* **Your task**
Count every line that holds the string "Solar", and report the number alone.

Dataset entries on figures
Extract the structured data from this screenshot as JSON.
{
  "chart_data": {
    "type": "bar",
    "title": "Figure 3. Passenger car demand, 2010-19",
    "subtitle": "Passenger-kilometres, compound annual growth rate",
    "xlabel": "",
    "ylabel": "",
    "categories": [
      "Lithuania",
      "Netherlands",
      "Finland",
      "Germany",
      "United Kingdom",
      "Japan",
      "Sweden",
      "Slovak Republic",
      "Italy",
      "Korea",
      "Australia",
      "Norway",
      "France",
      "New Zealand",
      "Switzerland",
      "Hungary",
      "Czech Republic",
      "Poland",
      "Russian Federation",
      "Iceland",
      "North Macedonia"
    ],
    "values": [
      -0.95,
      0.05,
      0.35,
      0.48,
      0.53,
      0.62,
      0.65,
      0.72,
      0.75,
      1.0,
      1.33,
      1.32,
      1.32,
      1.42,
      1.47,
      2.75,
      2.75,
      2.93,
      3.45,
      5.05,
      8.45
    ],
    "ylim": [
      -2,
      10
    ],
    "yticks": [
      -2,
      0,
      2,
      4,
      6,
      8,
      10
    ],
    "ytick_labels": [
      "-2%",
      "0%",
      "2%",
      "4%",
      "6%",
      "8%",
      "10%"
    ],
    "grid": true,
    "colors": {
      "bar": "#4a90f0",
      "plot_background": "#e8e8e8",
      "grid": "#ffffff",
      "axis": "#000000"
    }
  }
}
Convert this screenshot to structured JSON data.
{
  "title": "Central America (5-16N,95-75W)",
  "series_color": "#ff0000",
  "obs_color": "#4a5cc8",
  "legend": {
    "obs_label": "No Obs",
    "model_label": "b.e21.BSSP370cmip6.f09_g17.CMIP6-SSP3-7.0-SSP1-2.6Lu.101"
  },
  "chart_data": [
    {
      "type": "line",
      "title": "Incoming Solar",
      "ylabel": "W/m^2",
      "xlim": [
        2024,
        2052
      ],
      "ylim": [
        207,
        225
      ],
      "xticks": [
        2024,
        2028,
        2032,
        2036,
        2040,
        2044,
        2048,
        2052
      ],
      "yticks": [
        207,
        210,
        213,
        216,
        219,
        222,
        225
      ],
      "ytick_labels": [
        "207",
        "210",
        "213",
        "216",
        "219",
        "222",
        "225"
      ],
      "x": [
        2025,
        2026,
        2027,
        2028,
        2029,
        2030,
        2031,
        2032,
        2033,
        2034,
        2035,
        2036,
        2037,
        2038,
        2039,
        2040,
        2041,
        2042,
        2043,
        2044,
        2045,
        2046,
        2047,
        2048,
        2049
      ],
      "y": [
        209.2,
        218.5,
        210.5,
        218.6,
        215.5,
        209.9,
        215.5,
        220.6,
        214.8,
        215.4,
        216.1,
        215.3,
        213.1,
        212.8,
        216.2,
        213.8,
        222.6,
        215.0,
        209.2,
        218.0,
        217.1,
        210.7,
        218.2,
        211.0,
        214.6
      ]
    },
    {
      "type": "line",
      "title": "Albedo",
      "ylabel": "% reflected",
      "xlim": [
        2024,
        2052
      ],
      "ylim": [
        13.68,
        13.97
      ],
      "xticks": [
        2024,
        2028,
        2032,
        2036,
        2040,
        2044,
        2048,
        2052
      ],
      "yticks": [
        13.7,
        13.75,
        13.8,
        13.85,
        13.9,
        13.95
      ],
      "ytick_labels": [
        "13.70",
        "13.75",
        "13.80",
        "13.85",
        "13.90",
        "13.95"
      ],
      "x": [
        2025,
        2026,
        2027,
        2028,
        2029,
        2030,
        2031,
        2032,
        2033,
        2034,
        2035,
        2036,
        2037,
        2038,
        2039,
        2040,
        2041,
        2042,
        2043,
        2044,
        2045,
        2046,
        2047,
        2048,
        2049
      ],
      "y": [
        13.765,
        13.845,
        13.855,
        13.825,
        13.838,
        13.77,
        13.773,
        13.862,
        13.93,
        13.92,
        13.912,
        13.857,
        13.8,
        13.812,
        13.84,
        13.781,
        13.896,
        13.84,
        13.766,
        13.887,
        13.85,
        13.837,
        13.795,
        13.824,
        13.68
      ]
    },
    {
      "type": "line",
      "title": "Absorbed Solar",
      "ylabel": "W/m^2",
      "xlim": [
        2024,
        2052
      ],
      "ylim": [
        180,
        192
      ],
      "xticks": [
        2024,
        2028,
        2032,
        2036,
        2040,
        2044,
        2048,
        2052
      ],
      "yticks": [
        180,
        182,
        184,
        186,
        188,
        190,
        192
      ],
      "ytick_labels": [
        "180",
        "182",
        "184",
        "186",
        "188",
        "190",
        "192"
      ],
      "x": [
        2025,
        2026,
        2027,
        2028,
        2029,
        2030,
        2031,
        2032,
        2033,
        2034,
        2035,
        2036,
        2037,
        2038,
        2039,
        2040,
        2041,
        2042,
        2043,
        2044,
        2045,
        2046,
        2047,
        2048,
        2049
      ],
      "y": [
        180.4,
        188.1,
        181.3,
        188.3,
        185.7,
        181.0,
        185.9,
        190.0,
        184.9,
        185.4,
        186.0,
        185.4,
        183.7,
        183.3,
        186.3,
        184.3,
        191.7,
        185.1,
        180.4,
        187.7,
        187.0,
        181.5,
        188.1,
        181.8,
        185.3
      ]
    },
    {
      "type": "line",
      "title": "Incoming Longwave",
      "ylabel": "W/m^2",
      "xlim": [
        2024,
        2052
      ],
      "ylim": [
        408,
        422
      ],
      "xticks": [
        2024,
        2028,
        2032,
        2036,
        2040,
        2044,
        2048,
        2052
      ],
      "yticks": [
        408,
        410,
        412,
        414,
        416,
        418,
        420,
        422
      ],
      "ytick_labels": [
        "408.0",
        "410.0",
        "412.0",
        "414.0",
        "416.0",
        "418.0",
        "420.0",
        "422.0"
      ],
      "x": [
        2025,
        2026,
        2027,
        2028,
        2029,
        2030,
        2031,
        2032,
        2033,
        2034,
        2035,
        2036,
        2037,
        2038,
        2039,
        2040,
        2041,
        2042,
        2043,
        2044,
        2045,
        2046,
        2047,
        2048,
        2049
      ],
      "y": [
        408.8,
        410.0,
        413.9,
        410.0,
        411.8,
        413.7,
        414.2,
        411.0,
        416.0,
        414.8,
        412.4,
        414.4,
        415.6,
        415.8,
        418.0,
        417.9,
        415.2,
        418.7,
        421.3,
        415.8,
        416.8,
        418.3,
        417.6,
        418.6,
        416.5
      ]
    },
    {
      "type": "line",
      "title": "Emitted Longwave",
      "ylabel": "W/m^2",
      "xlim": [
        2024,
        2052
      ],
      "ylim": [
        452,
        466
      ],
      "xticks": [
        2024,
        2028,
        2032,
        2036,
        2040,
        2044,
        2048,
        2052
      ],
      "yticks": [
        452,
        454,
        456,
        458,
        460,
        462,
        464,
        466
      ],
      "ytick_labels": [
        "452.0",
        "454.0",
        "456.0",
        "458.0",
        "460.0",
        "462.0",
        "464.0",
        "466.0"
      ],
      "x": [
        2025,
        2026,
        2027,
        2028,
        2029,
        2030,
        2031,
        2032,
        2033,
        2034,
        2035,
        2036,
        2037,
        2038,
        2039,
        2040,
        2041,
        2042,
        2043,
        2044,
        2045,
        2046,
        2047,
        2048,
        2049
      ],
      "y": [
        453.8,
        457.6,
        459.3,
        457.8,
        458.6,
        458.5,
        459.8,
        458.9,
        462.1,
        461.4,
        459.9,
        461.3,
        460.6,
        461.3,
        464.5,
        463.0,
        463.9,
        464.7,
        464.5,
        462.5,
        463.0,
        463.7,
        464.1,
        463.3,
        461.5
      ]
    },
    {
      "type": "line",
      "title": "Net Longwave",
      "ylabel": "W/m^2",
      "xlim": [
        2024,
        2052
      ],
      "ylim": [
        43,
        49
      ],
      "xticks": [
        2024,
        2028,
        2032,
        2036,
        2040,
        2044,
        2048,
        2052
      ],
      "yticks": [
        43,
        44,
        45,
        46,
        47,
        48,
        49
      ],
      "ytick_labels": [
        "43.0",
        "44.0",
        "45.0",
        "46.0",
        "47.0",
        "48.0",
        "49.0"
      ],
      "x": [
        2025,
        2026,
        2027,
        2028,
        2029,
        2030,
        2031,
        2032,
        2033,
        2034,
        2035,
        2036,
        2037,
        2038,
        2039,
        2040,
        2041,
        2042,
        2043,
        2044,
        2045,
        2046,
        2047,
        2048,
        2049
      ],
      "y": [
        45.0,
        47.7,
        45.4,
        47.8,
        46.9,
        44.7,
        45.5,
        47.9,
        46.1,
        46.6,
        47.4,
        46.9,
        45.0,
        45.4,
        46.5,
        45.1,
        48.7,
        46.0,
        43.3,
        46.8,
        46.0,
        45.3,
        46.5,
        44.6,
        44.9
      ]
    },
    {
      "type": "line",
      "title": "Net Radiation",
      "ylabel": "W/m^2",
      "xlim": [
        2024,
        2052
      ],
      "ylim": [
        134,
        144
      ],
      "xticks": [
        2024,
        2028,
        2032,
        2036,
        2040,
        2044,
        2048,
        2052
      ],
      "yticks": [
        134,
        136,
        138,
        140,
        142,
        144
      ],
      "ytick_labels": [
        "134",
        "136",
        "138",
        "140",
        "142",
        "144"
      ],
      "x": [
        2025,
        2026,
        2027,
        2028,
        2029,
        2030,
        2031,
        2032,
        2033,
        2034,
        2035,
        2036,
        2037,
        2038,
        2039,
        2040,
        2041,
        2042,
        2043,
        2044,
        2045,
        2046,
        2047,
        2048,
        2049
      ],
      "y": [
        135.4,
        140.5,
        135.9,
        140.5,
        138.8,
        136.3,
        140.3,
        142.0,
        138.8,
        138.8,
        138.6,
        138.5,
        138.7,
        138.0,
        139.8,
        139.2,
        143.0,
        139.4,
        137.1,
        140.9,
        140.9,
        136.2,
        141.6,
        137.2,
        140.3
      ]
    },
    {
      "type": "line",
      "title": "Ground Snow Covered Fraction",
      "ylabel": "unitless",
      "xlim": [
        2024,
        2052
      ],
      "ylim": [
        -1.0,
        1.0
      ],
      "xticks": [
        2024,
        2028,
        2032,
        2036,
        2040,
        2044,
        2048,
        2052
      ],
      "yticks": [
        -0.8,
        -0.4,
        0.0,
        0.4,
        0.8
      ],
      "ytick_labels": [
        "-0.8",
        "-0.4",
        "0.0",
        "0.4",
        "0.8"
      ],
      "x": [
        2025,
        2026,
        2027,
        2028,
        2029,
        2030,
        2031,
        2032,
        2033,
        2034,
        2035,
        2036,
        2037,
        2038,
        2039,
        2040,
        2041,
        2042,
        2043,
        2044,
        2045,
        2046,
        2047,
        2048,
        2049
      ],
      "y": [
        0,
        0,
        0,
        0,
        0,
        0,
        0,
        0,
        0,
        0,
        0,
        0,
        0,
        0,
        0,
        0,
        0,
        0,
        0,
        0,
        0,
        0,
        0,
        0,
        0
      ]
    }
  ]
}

* **Solution to this task**
2